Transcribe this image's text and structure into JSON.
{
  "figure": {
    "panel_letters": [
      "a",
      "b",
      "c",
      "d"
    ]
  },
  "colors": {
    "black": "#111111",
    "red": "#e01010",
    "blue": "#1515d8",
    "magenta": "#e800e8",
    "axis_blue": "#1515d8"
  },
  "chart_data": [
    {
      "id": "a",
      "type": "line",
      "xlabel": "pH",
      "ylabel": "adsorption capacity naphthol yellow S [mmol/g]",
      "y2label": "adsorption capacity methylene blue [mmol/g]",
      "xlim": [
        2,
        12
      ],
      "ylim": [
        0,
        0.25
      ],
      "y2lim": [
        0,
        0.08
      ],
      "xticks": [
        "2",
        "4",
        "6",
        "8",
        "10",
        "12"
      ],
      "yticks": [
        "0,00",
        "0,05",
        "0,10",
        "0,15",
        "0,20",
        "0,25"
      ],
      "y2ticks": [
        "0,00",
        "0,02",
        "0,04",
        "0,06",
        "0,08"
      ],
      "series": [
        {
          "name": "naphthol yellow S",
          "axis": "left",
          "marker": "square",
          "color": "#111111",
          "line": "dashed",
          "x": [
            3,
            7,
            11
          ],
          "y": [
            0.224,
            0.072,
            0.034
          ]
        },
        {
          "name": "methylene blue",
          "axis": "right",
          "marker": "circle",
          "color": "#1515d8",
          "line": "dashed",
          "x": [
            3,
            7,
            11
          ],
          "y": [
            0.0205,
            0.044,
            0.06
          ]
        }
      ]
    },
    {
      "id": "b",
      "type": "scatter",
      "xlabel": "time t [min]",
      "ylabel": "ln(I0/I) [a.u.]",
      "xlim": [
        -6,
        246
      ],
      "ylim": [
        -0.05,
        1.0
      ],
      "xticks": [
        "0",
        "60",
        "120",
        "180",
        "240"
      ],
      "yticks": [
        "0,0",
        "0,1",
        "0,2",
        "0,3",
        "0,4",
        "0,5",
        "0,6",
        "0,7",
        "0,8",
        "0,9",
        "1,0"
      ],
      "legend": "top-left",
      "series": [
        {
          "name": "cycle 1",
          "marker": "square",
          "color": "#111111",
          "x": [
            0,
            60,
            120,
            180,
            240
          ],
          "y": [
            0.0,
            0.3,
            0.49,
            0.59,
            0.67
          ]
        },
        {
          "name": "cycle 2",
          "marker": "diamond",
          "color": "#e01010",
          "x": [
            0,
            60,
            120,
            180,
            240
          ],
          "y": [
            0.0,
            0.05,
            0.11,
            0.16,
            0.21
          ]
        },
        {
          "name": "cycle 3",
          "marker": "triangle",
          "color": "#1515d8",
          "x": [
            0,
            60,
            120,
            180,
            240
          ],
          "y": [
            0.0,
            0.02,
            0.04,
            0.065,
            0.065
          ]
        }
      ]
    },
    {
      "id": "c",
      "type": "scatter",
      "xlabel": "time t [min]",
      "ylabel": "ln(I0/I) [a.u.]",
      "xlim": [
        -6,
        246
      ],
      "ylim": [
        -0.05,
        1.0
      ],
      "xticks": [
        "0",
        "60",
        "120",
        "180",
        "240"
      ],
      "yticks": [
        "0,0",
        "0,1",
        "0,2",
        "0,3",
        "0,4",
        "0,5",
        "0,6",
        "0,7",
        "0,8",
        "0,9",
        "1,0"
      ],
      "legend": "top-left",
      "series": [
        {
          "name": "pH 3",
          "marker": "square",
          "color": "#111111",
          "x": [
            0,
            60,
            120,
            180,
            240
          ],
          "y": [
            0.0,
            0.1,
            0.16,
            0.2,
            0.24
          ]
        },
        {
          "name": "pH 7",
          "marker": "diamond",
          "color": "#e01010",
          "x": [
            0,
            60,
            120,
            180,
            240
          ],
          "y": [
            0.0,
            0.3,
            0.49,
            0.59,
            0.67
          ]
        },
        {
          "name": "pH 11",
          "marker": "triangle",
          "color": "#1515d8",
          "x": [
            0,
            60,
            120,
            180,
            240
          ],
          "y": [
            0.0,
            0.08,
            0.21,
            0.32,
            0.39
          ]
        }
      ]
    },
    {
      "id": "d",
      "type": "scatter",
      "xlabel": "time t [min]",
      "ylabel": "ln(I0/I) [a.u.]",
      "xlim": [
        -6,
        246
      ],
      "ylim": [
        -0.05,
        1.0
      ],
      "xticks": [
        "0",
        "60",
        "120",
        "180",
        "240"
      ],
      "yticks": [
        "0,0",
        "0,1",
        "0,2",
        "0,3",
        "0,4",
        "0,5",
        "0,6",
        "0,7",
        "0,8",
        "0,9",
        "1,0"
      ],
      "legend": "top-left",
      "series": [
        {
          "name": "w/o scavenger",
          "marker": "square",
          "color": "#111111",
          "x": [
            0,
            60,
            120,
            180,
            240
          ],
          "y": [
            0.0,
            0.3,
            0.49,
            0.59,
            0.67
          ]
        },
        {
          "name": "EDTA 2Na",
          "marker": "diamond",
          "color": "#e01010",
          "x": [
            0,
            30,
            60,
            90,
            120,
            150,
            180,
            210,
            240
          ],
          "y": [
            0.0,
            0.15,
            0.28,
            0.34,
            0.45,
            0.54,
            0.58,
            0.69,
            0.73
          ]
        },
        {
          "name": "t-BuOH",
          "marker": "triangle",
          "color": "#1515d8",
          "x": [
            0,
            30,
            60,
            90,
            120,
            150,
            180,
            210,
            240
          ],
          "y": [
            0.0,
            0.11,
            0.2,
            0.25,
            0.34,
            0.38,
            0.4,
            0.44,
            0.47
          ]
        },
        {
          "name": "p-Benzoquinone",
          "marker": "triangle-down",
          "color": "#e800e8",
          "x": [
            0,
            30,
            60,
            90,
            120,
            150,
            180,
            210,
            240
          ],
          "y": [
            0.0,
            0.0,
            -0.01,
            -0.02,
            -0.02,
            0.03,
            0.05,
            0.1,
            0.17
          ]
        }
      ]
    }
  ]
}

The exercise: Show all lines above holding "capacity".

Correct response:
      "ylabel": "adsorption capacity naphthol yellow S [mmol/g]",
      "y2label": "adsorption capacity methylene blue [mmol/g]",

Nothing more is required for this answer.